Collection entries
## Start

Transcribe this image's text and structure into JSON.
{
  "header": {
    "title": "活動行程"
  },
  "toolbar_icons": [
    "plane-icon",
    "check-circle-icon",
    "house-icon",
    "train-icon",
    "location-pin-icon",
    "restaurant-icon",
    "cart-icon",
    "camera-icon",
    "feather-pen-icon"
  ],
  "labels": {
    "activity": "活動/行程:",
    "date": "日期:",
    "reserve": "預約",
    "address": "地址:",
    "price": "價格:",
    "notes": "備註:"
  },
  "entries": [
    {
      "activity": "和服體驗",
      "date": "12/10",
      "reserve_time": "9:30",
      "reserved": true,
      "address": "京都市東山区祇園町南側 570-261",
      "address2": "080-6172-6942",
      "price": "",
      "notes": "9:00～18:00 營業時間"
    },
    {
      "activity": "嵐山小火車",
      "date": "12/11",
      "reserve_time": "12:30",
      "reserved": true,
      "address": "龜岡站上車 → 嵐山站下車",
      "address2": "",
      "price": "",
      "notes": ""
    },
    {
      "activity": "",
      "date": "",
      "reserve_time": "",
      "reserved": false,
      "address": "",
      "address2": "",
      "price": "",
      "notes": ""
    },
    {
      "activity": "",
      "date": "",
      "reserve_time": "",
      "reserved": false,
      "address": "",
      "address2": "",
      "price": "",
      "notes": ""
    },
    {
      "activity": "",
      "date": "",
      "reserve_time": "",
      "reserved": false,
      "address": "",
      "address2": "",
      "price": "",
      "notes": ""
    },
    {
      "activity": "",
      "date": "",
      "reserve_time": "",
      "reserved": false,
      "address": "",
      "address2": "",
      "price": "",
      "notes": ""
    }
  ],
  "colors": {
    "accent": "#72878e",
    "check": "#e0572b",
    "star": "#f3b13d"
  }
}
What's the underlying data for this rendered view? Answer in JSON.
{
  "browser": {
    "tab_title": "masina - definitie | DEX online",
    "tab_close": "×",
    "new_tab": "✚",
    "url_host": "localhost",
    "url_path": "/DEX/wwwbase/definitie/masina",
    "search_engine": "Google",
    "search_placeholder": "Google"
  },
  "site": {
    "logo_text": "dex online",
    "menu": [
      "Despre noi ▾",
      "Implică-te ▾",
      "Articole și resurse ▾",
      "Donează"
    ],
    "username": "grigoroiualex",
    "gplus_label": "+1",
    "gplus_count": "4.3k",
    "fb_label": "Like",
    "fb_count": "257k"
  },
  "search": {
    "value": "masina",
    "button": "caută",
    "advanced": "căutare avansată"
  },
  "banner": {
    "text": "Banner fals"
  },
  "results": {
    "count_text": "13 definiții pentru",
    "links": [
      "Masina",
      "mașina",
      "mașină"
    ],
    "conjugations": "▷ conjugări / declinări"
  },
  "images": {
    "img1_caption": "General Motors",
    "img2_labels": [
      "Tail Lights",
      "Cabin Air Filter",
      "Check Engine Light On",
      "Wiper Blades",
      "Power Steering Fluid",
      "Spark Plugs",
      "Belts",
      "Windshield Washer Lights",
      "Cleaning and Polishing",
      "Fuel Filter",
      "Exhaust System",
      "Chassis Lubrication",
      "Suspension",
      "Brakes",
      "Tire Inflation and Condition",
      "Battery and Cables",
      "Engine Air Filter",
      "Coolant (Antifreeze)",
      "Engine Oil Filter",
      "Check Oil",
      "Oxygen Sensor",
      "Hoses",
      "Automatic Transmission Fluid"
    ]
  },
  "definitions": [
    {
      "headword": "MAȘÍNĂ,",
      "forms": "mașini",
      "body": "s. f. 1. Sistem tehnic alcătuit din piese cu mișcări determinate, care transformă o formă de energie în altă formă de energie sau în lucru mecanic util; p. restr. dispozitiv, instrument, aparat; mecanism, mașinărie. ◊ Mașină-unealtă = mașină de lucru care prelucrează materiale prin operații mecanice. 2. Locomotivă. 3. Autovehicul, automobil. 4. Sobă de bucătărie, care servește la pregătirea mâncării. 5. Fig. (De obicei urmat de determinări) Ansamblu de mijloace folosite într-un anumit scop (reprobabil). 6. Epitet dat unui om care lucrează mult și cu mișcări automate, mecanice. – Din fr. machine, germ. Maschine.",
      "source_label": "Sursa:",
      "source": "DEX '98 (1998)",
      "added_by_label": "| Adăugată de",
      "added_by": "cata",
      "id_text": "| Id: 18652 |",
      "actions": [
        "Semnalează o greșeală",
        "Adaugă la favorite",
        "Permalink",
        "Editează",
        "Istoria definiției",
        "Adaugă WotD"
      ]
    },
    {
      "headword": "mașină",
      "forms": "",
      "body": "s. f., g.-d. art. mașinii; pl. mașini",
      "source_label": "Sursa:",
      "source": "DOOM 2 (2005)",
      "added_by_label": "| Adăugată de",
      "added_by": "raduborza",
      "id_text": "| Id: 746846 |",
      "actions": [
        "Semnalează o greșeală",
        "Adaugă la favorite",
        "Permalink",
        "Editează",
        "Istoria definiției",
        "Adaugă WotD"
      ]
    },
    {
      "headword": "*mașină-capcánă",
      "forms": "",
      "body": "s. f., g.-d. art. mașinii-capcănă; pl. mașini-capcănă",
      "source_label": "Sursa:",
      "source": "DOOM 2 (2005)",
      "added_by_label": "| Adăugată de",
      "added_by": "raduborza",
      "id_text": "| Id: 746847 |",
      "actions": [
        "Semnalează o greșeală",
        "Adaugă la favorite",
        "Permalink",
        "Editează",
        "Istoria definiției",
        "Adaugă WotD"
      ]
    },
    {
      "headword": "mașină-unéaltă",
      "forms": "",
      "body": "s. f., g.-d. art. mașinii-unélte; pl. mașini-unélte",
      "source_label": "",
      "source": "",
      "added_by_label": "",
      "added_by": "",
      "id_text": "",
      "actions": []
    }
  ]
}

## End

### AIM
Return each line where "Google" shows up.

### COMPLETED EXERCISE
    "search_engine": "Google",
    "search_placeholder": "Google"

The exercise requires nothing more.